#### [Task statement]
Keep every line where the word "Italian" appears; drop the rest.

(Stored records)
============
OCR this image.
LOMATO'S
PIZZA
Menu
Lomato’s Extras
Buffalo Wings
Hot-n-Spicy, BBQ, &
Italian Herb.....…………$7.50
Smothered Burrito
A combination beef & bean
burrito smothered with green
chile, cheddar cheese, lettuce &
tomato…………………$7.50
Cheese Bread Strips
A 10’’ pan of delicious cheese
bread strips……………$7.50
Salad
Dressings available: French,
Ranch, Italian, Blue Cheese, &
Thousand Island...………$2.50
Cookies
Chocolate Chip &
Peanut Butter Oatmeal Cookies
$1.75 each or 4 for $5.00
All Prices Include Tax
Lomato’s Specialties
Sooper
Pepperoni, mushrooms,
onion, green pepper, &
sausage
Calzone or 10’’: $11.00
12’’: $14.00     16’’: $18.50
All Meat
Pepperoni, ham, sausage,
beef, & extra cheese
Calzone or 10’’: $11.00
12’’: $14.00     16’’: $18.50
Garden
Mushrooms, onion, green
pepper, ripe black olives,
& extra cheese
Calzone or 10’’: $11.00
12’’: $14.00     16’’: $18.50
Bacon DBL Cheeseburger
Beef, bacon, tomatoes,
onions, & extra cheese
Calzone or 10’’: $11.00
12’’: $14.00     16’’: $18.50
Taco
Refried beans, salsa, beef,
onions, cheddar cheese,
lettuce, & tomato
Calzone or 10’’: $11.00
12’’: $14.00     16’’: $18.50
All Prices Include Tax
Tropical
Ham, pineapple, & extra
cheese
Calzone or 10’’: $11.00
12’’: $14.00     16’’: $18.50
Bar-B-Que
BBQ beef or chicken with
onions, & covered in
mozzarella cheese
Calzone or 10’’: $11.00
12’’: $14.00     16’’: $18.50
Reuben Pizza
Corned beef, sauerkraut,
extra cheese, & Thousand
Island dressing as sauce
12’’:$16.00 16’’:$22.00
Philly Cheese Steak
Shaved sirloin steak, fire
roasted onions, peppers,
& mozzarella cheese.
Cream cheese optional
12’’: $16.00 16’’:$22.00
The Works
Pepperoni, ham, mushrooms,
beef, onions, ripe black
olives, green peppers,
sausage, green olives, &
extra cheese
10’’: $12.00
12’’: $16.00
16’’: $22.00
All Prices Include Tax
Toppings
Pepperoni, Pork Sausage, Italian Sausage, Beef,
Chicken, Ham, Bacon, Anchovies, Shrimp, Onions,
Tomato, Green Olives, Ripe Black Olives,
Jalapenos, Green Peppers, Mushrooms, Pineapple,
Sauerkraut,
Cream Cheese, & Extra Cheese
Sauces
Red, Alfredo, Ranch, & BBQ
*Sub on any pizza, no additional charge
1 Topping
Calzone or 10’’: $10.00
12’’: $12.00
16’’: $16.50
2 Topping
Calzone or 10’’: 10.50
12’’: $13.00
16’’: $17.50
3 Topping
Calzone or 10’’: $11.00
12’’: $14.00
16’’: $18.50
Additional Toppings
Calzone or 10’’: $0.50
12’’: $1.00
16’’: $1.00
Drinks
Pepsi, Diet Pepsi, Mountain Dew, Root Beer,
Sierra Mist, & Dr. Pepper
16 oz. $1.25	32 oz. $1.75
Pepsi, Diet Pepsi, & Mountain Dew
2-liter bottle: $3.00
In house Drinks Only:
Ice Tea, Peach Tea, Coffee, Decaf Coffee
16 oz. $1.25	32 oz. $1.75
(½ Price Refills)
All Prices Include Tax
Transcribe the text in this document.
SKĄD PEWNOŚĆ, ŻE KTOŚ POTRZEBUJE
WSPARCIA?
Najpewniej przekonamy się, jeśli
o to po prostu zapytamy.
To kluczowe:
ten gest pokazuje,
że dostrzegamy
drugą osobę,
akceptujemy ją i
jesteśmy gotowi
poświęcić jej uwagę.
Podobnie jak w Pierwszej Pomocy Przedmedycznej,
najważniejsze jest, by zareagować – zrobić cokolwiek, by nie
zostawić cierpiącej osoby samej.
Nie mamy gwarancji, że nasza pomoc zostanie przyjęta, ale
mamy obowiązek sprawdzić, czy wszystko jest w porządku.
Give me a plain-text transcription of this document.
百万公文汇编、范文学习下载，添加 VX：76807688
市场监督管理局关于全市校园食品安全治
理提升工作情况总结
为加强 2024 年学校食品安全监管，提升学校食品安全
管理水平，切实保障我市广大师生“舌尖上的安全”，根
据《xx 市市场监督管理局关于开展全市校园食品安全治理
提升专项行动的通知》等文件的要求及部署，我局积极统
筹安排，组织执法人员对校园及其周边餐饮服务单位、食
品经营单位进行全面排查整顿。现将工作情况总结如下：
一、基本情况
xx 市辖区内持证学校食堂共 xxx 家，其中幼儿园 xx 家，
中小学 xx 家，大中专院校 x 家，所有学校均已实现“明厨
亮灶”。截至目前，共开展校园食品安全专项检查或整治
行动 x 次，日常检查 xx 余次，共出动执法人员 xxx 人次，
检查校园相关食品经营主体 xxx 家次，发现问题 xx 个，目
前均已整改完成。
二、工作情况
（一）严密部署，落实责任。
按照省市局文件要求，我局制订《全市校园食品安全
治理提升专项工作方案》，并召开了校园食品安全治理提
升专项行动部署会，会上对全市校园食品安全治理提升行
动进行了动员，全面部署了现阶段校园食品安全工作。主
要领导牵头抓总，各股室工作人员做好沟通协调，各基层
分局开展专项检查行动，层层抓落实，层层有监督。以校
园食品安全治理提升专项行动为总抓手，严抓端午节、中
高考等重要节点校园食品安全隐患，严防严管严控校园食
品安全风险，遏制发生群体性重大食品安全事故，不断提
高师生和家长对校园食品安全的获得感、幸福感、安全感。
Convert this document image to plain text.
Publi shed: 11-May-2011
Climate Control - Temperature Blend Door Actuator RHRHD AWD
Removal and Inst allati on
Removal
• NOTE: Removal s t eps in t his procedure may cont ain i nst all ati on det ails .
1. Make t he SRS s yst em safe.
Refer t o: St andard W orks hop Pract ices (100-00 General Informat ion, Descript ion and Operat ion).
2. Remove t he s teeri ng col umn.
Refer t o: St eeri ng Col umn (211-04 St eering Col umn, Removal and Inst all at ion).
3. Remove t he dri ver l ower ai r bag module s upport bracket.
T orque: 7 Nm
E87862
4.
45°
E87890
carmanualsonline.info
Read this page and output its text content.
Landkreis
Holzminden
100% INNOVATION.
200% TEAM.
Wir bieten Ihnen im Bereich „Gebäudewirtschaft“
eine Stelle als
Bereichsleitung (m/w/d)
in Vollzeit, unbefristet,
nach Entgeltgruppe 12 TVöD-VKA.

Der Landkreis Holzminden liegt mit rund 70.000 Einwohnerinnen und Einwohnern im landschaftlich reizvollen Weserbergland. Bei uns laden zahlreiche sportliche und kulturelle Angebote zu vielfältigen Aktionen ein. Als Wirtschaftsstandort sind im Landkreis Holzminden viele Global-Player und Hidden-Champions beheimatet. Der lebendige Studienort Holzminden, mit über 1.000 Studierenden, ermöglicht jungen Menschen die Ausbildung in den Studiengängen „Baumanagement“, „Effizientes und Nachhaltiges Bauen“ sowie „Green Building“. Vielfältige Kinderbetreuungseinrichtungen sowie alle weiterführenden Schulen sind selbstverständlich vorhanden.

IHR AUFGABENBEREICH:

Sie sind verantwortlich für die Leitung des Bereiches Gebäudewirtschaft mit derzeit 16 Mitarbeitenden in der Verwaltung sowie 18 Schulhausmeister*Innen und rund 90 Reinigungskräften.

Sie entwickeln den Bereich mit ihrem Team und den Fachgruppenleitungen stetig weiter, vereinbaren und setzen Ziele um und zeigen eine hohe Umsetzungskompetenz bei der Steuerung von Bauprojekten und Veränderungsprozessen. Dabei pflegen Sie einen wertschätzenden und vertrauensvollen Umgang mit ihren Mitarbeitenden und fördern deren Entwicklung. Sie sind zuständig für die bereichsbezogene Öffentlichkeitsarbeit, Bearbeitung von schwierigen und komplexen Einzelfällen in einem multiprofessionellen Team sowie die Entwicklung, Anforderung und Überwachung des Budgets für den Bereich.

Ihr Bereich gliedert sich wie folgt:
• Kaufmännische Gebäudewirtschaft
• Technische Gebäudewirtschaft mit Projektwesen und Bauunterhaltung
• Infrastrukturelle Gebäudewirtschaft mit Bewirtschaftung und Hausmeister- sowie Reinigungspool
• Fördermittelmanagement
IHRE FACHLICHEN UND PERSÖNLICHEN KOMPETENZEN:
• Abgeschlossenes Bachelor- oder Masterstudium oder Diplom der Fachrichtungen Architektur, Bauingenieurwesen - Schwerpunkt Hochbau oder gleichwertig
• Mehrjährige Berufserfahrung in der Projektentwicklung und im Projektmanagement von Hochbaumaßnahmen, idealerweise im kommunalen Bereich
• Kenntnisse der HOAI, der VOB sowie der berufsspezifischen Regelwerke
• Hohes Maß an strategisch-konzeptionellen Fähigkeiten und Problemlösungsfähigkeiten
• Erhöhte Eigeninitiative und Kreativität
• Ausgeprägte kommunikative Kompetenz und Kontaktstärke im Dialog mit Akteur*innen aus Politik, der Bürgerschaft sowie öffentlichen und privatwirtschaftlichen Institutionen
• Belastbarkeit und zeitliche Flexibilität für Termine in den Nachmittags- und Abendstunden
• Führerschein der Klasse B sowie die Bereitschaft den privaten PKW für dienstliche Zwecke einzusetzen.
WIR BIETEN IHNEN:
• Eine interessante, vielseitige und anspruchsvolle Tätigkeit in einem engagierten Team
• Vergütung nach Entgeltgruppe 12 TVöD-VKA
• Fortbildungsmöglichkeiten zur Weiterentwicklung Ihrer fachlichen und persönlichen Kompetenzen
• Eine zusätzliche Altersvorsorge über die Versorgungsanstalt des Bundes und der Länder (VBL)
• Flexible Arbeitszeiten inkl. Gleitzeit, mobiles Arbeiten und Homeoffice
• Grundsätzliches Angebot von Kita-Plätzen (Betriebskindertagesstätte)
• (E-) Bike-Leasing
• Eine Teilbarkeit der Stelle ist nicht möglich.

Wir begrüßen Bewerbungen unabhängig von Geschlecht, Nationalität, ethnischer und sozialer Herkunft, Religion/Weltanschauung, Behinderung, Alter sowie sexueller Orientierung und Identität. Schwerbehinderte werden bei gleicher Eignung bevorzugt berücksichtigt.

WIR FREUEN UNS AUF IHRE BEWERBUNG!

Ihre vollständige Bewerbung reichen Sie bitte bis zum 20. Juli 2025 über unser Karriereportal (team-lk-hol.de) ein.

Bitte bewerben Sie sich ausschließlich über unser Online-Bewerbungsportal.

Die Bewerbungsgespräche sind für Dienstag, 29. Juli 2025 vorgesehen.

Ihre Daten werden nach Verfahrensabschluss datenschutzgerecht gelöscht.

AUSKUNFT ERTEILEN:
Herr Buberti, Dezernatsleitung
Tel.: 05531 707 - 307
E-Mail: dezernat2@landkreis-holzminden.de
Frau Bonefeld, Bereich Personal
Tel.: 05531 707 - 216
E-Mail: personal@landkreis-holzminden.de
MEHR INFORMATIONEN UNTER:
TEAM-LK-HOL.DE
============
#### [Response]
Italian Herb.....…………$7.50
Ranch, Italian, Blue Cheese, &
Pepperoni, Pork Sausage, Italian Sausage, Beef,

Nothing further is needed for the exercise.